--- begin ---

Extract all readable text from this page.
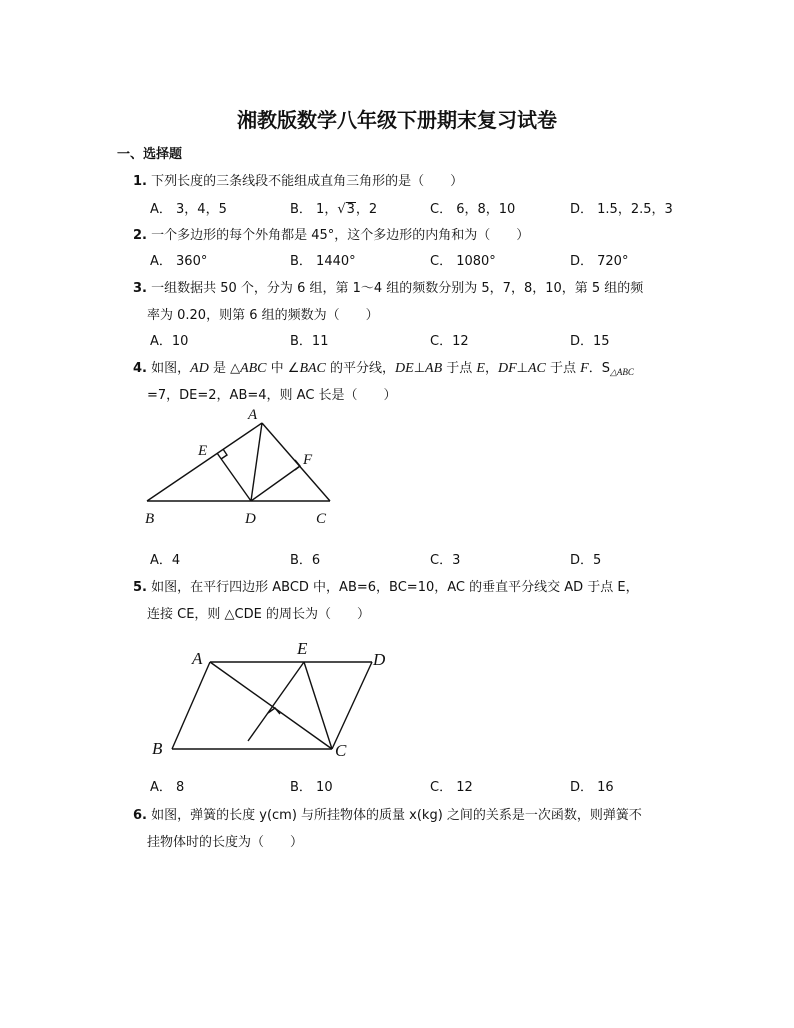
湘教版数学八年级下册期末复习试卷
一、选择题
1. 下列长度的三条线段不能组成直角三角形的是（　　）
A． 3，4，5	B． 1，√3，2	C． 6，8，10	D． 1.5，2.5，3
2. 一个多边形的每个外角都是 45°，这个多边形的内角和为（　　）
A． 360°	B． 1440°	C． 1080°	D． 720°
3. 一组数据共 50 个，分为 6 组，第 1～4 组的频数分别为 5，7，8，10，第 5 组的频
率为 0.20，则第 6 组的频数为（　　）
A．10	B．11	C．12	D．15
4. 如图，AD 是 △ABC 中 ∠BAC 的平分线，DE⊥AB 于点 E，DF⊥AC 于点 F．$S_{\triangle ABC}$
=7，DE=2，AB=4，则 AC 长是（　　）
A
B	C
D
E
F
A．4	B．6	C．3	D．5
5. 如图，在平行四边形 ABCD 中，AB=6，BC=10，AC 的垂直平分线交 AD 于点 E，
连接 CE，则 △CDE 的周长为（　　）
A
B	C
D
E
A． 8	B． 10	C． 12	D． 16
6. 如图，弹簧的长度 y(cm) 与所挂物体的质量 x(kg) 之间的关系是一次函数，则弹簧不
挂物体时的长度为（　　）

--- end ---

| The task |
The records above are to be restated exactly, without their pictures.

| Response to the task |
Extract all readable text from this page.
湘教版数学八年级下册期末复习试卷
一、选择题
1. 下列长度的三条线段不能组成直角三角形的是（　　）
A． 3，4，5	B． 1，√3，2	C． 6，8，10	D． 1.5，2.5，3
2. 一个多边形的每个外角都是 45°，这个多边形的内角和为（　　）
A． 360°	B． 1440°	C． 1080°	D． 720°
3. 一组数据共 50 个，分为 6 组，第 1～4 组的频数分别为 5，7，8，10，第 5 组的频
率为 0.20，则第 6 组的频数为（　　）
A．10	B．11	C．12	D．15
4. 如图，AD 是 △ABC 中 ∠BAC 的平分线，DE⊥AB 于点 E，DF⊥AC 于点 F．$S_{\triangle ABC}$
=7，DE=2，AB=4，则 AC 长是（　　）
A
B	C
D
E
F
A．4	B．6	C．3	D．5
5. 如图，在平行四边形 ABCD 中，AB=6，BC=10，AC 的垂直平分线交 AD 于点 E，
连接 CE，则 △CDE 的周长为（　　）
A
B	C
D
E
A． 8	B． 10	C． 12	D． 16
6. 如图，弹簧的长度 y(cm) 与所挂物体的质量 x(kg) 之间的关系是一次函数，则弹簧不
挂物体时的长度为（　　）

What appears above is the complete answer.